## The problem
Every line of the material below should be repeated exactly.

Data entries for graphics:
▬▬▬▬▬▬
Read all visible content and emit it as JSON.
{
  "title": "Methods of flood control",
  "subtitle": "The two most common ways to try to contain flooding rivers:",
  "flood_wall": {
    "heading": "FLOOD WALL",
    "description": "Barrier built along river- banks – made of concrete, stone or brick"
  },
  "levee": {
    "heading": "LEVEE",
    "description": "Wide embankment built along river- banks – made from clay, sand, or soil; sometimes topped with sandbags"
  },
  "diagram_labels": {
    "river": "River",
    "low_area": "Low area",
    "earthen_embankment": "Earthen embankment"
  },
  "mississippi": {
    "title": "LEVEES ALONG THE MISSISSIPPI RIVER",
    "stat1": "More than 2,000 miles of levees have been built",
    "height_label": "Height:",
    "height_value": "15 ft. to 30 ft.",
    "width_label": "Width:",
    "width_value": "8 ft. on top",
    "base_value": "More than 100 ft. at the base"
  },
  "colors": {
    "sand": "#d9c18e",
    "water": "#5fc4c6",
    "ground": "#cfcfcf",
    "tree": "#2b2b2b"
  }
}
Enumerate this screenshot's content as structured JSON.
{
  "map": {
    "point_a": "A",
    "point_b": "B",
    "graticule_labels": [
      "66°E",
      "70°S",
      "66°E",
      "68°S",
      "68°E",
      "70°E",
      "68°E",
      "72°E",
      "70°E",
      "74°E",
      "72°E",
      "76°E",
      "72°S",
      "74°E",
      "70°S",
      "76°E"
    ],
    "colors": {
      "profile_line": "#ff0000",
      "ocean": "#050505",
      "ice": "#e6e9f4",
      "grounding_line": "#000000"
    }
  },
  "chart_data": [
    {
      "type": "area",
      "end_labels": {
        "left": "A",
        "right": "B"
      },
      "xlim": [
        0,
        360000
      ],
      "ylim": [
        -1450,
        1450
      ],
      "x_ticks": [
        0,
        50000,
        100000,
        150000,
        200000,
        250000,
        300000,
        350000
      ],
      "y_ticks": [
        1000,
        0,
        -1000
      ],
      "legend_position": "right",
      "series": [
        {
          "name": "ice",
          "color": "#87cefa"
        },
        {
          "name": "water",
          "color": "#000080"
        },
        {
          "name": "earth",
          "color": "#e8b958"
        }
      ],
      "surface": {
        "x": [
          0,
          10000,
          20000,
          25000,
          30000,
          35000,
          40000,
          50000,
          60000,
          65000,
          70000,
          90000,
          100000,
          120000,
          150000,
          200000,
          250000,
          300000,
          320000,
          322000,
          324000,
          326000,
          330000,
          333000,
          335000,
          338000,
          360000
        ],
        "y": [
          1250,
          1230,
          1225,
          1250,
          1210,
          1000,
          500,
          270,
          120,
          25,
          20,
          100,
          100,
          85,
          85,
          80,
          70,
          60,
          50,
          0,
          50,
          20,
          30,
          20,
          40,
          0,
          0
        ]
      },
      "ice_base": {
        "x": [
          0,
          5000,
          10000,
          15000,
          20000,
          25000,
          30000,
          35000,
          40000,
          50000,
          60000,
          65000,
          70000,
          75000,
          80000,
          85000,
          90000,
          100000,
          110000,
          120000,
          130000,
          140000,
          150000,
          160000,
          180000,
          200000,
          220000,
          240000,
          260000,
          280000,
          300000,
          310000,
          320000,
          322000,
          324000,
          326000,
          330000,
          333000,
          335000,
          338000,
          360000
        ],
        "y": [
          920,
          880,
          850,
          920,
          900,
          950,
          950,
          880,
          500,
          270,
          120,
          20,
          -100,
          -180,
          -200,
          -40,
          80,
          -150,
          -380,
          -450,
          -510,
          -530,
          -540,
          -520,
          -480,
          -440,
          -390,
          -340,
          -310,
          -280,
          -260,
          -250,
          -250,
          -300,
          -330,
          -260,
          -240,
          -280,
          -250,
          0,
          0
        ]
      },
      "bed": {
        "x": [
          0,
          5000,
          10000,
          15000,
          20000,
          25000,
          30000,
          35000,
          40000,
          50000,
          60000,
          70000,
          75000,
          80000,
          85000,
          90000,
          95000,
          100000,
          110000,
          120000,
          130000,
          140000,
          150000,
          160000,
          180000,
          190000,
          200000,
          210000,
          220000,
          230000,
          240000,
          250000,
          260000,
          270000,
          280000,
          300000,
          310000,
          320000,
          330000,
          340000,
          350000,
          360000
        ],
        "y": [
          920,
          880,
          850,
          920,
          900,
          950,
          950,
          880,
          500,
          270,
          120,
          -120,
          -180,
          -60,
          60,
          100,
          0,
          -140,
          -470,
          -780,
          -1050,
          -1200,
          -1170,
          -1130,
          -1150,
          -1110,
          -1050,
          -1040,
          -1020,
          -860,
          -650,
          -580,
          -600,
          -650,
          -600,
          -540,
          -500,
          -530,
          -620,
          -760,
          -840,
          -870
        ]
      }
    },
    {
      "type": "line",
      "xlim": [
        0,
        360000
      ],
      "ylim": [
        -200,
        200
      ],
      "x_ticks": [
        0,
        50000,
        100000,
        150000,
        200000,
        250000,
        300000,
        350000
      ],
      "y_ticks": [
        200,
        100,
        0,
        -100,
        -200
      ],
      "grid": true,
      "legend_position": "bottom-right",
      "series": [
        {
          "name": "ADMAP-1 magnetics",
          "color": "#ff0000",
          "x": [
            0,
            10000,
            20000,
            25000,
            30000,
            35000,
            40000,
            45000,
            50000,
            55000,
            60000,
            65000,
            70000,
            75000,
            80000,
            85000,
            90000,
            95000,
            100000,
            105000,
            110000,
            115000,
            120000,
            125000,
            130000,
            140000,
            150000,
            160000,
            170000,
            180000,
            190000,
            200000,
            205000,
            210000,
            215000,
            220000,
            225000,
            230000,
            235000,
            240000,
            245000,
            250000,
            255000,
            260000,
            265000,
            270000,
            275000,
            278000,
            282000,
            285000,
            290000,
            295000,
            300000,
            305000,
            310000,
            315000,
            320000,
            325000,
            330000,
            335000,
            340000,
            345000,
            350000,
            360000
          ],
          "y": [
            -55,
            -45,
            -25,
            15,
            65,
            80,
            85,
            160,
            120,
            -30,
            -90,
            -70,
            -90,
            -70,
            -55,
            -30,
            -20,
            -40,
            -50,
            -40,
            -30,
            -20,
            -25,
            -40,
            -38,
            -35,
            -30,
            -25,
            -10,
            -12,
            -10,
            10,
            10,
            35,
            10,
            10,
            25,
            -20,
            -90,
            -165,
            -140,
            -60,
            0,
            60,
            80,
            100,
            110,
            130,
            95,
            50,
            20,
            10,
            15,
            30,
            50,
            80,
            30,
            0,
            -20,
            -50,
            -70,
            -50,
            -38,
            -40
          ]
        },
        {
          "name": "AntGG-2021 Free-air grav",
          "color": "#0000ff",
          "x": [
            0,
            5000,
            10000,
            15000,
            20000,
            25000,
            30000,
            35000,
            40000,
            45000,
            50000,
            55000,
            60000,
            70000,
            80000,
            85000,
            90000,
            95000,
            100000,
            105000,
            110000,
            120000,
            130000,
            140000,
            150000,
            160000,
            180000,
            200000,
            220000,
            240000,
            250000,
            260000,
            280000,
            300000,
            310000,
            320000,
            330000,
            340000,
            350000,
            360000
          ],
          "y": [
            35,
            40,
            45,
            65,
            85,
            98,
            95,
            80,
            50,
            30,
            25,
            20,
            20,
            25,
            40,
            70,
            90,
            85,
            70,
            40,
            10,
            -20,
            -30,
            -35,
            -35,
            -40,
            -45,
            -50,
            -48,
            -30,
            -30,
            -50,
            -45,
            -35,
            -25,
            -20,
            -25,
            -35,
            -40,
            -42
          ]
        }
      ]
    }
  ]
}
▬▬▬▬▬▬
## Task solution
Read all visible content and emit it as JSON.
{
  "title": "Methods of flood control",
  "subtitle": "The two most common ways to try to contain flooding rivers:",
  "flood_wall": {
    "heading": "FLOOD WALL",
    "description": "Barrier built along river- banks – made of concrete, stone or brick"
  },
  "levee": {
    "heading": "LEVEE",
    "description": "Wide embankment built along river- banks – made from clay, sand, or soil; sometimes topped with sandbags"
  },
  "diagram_labels": {
    "river": "River",
    "low_area": "Low area",
    "earthen_embankment": "Earthen embankment"
  },
  "mississippi": {
    "title": "LEVEES ALONG THE MISSISSIPPI RIVER",
    "stat1": "More than 2,000 miles of levees have been built",
    "height_label": "Height:",
    "height_value": "15 ft. to 30 ft.",
    "width_label": "Width:",
    "width_value": "8 ft. on top",
    "base_value": "More than 100 ft. at the base"
  },
  "colors": {
    "sand": "#d9c18e",
    "water": "#5fc4c6",
    "ground": "#cfcfcf",
    "tree": "#2b2b2b"
  }
}
Enumerate this screenshot's content as structured JSON.
{
  "map": {
    "point_a": "A",
    "point_b": "B",
    "graticule_labels": [
      "66°E",
      "70°S",
      "66°E",
      "68°S",
      "68°E",
      "70°E",
      "68°E",
      "72°E",
      "70°E",
      "74°E",
      "72°E",
      "76°E",
      "72°S",
      "74°E",
      "70°S",
      "76°E"
    ],
    "colors": {
      "profile_line": "#ff0000",
      "ocean": "#050505",
      "ice": "#e6e9f4",
      "grounding_line": "#000000"
    }
  },
  "chart_data": [
    {
      "type": "area",
      "end_labels": {
        "left": "A",
        "right": "B"
      },
      "xlim": [
        0,
        360000
      ],
      "ylim": [
        -1450,
        1450
      ],
      "x_ticks": [
        0,
        50000,
        100000,
        150000,
        200000,
        250000,
        300000,
        350000
      ],
      "y_ticks": [
        1000,
        0,
        -1000
      ],
      "legend_position": "right",
      "series": [
        {
          "name": "ice",
          "color": "#87cefa"
        },
        {
          "name": "water",
          "color": "#000080"
        },
        {
          "name": "earth",
          "color": "#e8b958"
        }
      ],
      "surface": {
        "x": [
          0,
          10000,
          20000,
          25000,
          30000,
          35000,
          40000,
          50000,
          60000,
          65000,
          70000,
          90000,
          100000,
          120000,
          150000,
          200000,
          250000,
          300000,
          320000,
          322000,
          324000,
          326000,
          330000,
          333000,
          335000,
          338000,
          360000
        ],
        "y": [
          1250,
          1230,
          1225,
          1250,
          1210,
          1000,
          500,
          270,
          120,
          25,
          20,
          100,
          100,
          85,
          85,
          80,
          70,
          60,
          50,
          0,
          50,
          20,
          30,
          20,
          40,
          0,
          0
        ]
      },
      "ice_base": {
        "x": [
          0,
          5000,
          10000,
          15000,
          20000,
          25000,
          30000,
          35000,
          40000,
          50000,
          60000,
          65000,
          70000,
          75000,
          80000,
          85000,
          90000,
          100000,
          110000,
          120000,
          130000,
          140000,
          150000,
          160000,
          180000,
          200000,
          220000,
          240000,
          260000,
          280000,
          300000,
          310000,
          320000,
          322000,
          324000,
          326000,
          330000,
          333000,
          335000,
          338000,
          360000
        ],
        "y": [
          920,
          880,
          850,
          920,
          900,
          950,
          950,
          880,
          500,
          270,
          120,
          20,
          -100,
          -180,
          -200,
          -40,
          80,
          -150,
          -380,
          -450,
          -510,
          -530,
          -540,
          -520,
          -480,
          -440,
          -390,
          -340,
          -310,
          -280,
          -260,
          -250,
          -250,
          -300,
          -330,
          -260,
          -240,
          -280,
          -250,
          0,
          0
        ]
      },
      "bed": {
        "x": [
          0,
          5000,
          10000,
          15000,
          20000,
          25000,
          30000,
          35000,
          40000,
          50000,
          60000,
          70000,
          75000,
          80000,
          85000,
          90000,
          95000,
          100000,
          110000,
          120000,
          130000,
          140000,
          150000,
          160000,
          180000,
          190000,
          200000,
          210000,
          220000,
          230000,
          240000,
          250000,
          260000,
          270000,
          280000,
          300000,
          310000,
          320000,
          330000,
          340000,
          350000,
          360000
        ],
        "y": [
          920,
          880,
          850,
          920,
          900,
          950,
          950,
          880,
          500,
          270,
          120,
          -120,
          -180,
          -60,
          60,
          100,
          0,
          -140,
          -470,
          -780,
          -1050,
          -1200,
          -1170,
          -1130,
          -1150,
          -1110,
          -1050,
          -1040,
          -1020,
          -860,
          -650,
          -580,
          -600,
          -650,
          -600,
          -540,
          -500,
          -530,
          -620,
          -760,
          -840,
          -870
        ]
      }
    },
    {
      "type": "line",
      "xlim": [
        0,
        360000
      ],
      "ylim": [
        -200,
        200
      ],
      "x_ticks": [
        0,
        50000,
        100000,
        150000,
        200000,
        250000,
        300000,
        350000
      ],
      "y_ticks": [
        200,
        100,
        0,
        -100,
        -200
      ],
      "grid": true,
      "legend_position": "bottom-right",
      "series": [
        {
          "name": "ADMAP-1 magnetics",
          "color": "#ff0000",
          "x": [
            0,
            10000,
            20000,
            25000,
            30000,
            35000,
            40000,
            45000,
            50000,
            55000,
            60000,
            65000,
            70000,
            75000,
            80000,
            85000,
            90000,
            95000,
            100000,
            105000,
            110000,
            115000,
            120000,
            125000,
            130000,
            140000,
            150000,
            160000,
            170000,
            180000,
            190000,
            200000,
            205000,
            210000,
            215000,
            220000,
            225000,
            230000,
            235000,
            240000,
            245000,
            250000,
            255000,
            260000,
            265000,
            270000,
            275000,
            278000,
            282000,
            285000,
            290000,
            295000,
            300000,
            305000,
            310000,
            315000,
            320000,
            325000,
            330000,
            335000,
            340000,
            345000,
            350000,
            360000
          ],
          "y": [
            -55,
            -45,
            -25,
            15,
            65,
            80,
            85,
            160,
            120,
            -30,
            -90,
            -70,
            -90,
            -70,
            -55,
            -30,
            -20,
            -40,
            -50,
            -40,
            -30,
            -20,
            -25,
            -40,
            -38,
            -35,
            -30,
            -25,
            -10,
            -12,
            -10,
            10,
            10,
            35,
            10,
            10,
            25,
            -20,
            -90,
            -165,
            -140,
            -60,
            0,
            60,
            80,
            100,
            110,
            130,
            95,
            50,
            20,
            10,
            15,
            30,
            50,
            80,
            30,
            0,
            -20,
            -50,
            -70,
            -50,
            -38,
            -40
          ]
        },
        {
          "name": "AntGG-2021 Free-air grav",
          "color": "#0000ff",
          "x": [
            0,
            5000,
            10000,
            15000,
            20000,
            25000,
            30000,
            35000,
            40000,
            45000,
            50000,
            55000,
            60000,
            70000,
            80000,
            85000,
            90000,
            95000,
            100000,
            105000,
            110000,
            120000,
            130000,
            140000,
            150000,
            160000,
            180000,
            200000,
            220000,
            240000,
            250000,
            260000,
            280000,
            300000,
            310000,
            320000,
            330000,
            340000,
            350000,
            360000
          ],
          "y": [
            35,
            40,
            45,
            65,
            85,
            98,
            95,
            80,
            50,
            30,
            25,
            20,
            20,
            25,
            40,
            70,
            90,
            85,
            70,
            40,
            10,
            -20,
            -30,
            -35,
            -35,
            -40,
            -45,
            -50,
            -48,
            -30,
            -30,
            -50,
            -45,
            -35,
            -25,
            -20,
            -25,
            -35,
            -40,
            -42
          ]
        }
      ]
    }
  ]
}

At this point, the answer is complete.